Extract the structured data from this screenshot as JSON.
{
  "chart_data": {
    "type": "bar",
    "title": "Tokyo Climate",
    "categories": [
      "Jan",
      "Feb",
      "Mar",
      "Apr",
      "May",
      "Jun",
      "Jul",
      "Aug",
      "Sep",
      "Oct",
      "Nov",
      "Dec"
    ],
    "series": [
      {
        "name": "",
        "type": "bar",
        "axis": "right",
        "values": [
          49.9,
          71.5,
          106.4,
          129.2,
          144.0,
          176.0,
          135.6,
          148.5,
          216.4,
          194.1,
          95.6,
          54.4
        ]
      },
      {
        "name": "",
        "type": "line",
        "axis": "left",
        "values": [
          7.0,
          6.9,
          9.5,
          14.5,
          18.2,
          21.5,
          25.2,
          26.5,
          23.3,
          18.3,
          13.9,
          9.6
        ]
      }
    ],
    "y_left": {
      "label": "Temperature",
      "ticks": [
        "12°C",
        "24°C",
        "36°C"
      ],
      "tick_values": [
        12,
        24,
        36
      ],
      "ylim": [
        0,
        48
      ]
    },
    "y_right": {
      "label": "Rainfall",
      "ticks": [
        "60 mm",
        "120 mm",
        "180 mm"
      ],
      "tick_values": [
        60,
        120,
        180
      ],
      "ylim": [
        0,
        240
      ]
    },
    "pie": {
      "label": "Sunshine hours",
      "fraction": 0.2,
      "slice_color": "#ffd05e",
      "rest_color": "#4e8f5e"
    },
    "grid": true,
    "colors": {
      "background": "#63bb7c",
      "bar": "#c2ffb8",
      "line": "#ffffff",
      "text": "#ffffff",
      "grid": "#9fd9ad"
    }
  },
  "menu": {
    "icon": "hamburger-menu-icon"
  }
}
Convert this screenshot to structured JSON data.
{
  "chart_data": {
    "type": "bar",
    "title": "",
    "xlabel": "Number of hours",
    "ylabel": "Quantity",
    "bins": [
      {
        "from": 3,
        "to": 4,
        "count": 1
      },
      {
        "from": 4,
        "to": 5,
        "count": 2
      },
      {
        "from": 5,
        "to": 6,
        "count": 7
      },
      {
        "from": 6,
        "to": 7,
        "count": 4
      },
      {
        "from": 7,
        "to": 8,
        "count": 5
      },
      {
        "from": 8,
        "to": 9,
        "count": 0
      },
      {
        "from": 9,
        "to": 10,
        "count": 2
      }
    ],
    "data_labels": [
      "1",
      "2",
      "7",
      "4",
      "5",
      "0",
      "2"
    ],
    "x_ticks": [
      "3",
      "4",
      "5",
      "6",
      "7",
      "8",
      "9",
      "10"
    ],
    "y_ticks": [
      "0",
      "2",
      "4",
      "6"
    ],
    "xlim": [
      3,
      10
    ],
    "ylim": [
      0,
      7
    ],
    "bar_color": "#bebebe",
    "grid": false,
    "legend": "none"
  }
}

**Given problem**
From the data above, copy each line that has the string "JSON".

**Expected answer**
Extract the structured data from this screenshot as JSON.
Convert this screenshot to structured JSON data.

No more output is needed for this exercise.